*Recorded information*:

§

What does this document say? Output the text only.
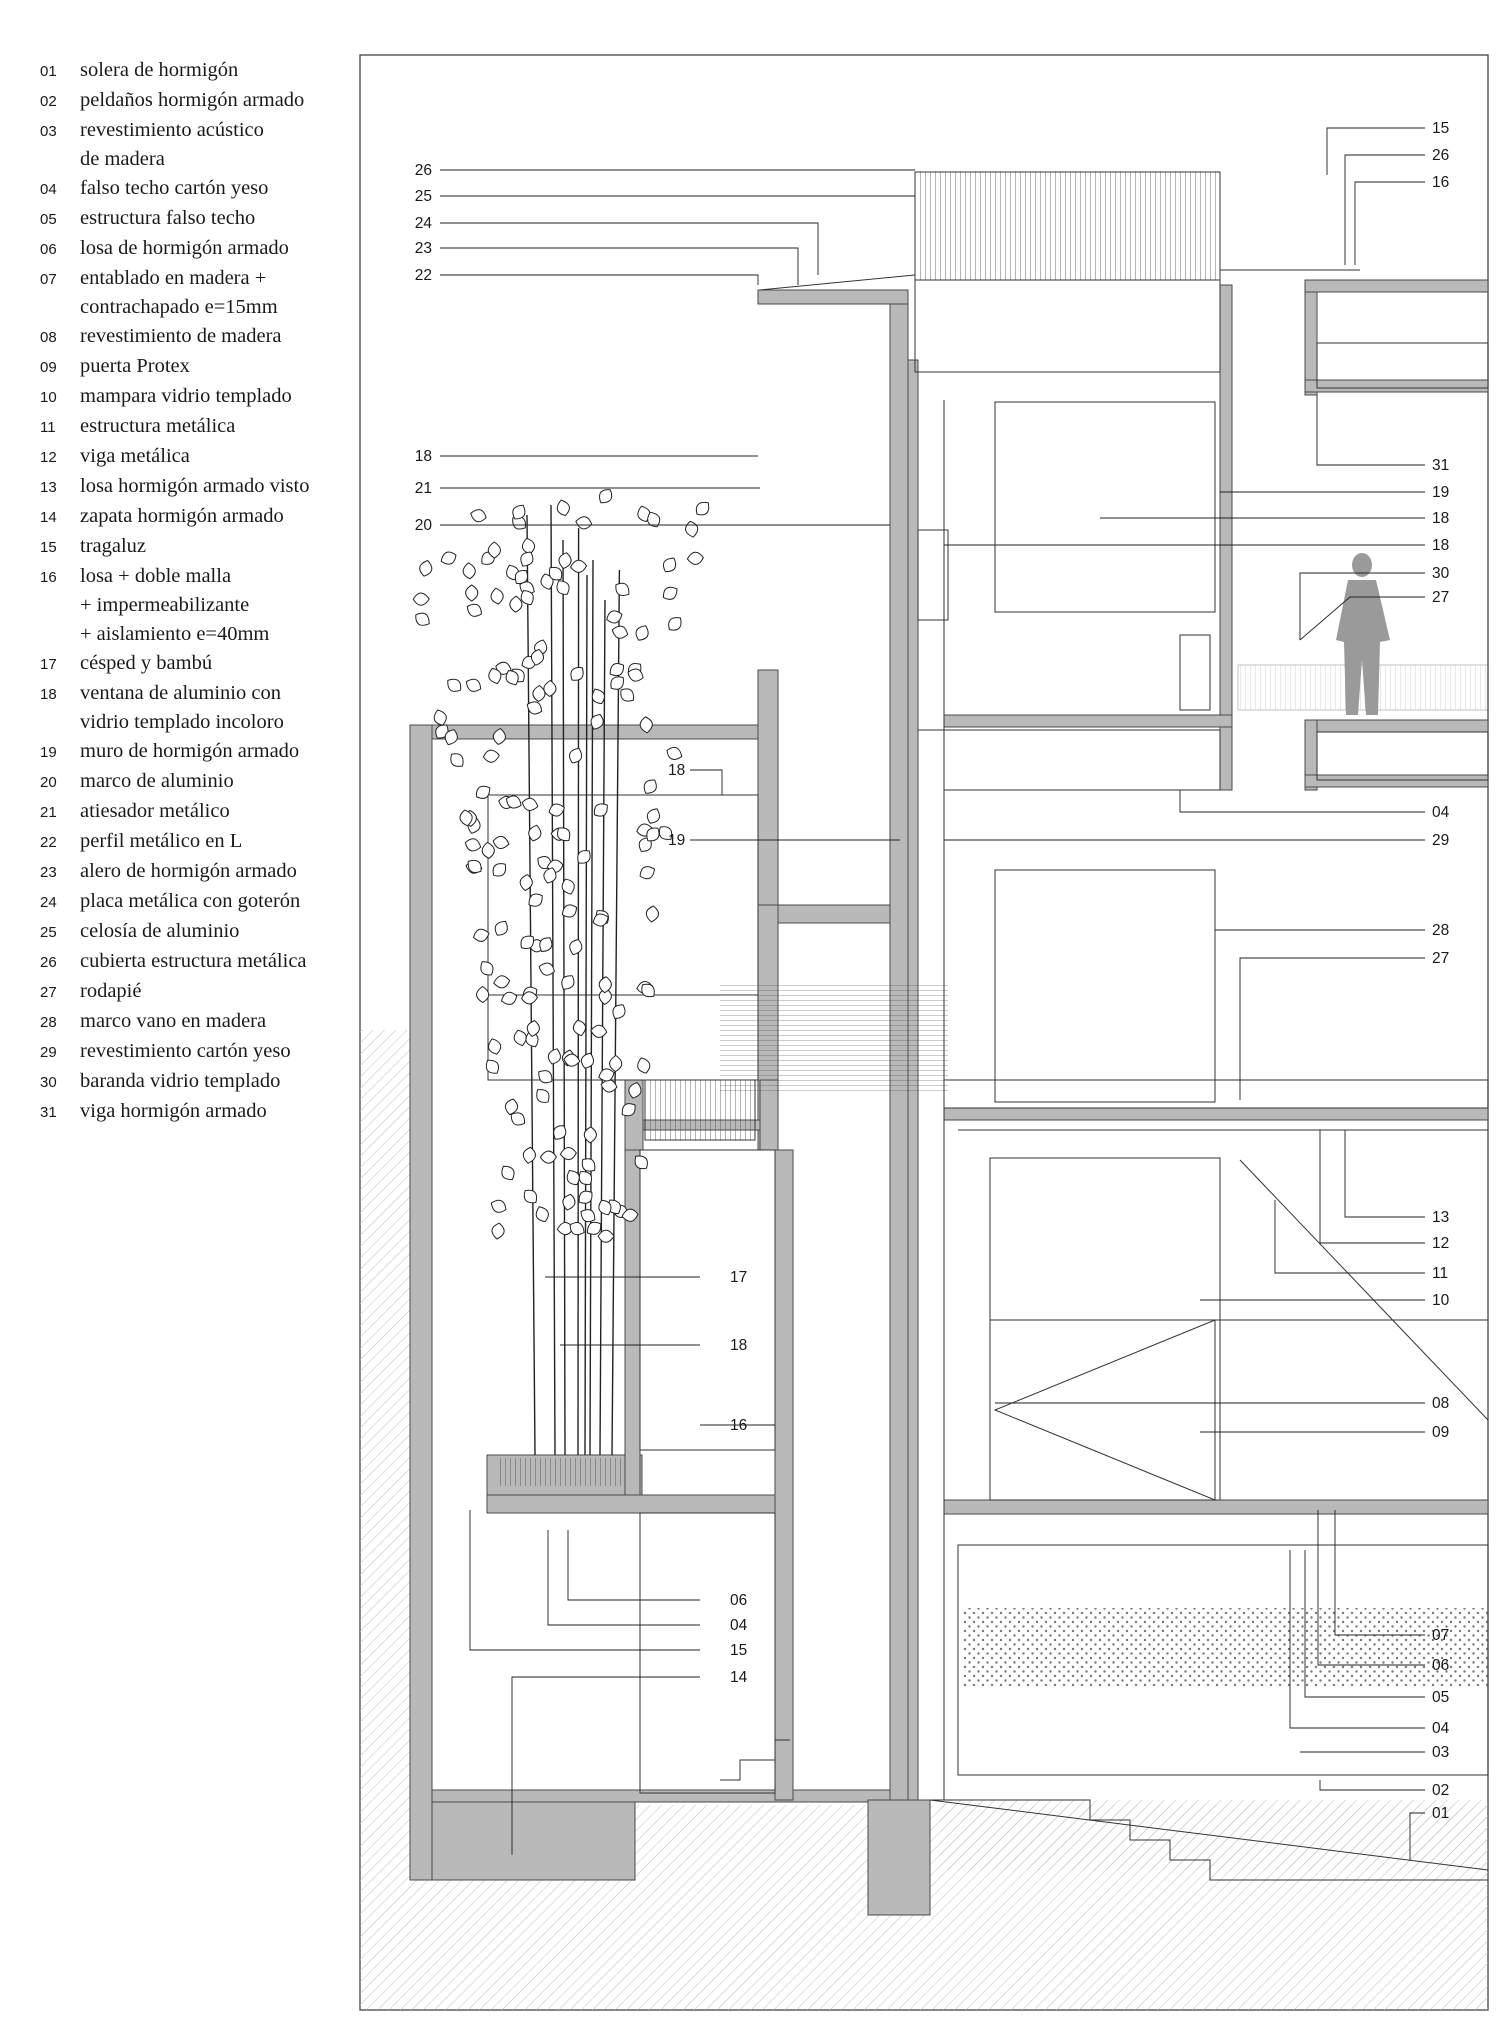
01	solera de hormigón
02	peldaños hormigón armado
03	revestimiento acústico
de madera
04	falso techo cartón yeso
05	estructura falso techo
06	losa de hormigón armado
07	entablado en madera +
contrachapado e=15mm
08	revestimiento de madera
09	puerta Protex
10	mampara vidrio templado
11	estructura metálica
12	viga metálica
13	losa hormigón armado visto
14	zapata hormigón armado
15	tragaluz
16	losa + doble malla
+ impermeabilizante
+ aislamiento e=40mm
17	césped y bambú
18	ventana de aluminio con
vidrio templado incoloro
19	muro de hormigón armado
20	marco de aluminio
21	atiesador metálico
22	perfil metálico en L
23	alero de hormigón armado
24	placa metálica con goterón
25	celosía de aluminio
26	cubierta estructura metálica
27	rodapié
28	marco vano en madera
29	revestimiento cartón yeso
30	baranda vidrio templado
31	viga hormigón armado
26
25
24
23
22
18
21
20
18
19
17
18
16
06
04
15
14
15
26
16
31
19
18
18
30
27
04
29
28
27
13
12
11
10
08
09
07
06
05
04
03
02
01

§

*Work to complete*:
Make an exact copy of every record, pictures excluded.

*The answer*:
What does this document say? Output the text only.
01	solera de hormigón
02	peldaños hormigón armado
03	revestimiento acústico
de madera
04	falso techo cartón yeso
05	estructura falso techo
06	losa de hormigón armado
07	entablado en madera +
contrachapado e=15mm
08	revestimiento de madera
09	puerta Protex
10	mampara vidrio templado
11	estructura metálica
12	viga metálica
13	losa hormigón armado visto
14	zapata hormigón armado
15	tragaluz
16	losa + doble malla
+ impermeabilizante
+ aislamiento e=40mm
17	césped y bambú
18	ventana de aluminio con
vidrio templado incoloro
19	muro de hormigón armado
20	marco de aluminio
21	atiesador metálico
22	perfil metálico en L
23	alero de hormigón armado
24	placa metálica con goterón
25	celosía de aluminio
26	cubierta estructura metálica
27	rodapié
28	marco vano en madera
29	revestimiento cartón yeso
30	baranda vidrio templado
31	viga hormigón armado
26
25
24
23
22
18
21
20
18
19
17
18
16
06
04
15
14
15
26
16
31
19
18
18
30
27
04
29
28
27
13
12
11
10
08
09
07
06
05
04
03
02
01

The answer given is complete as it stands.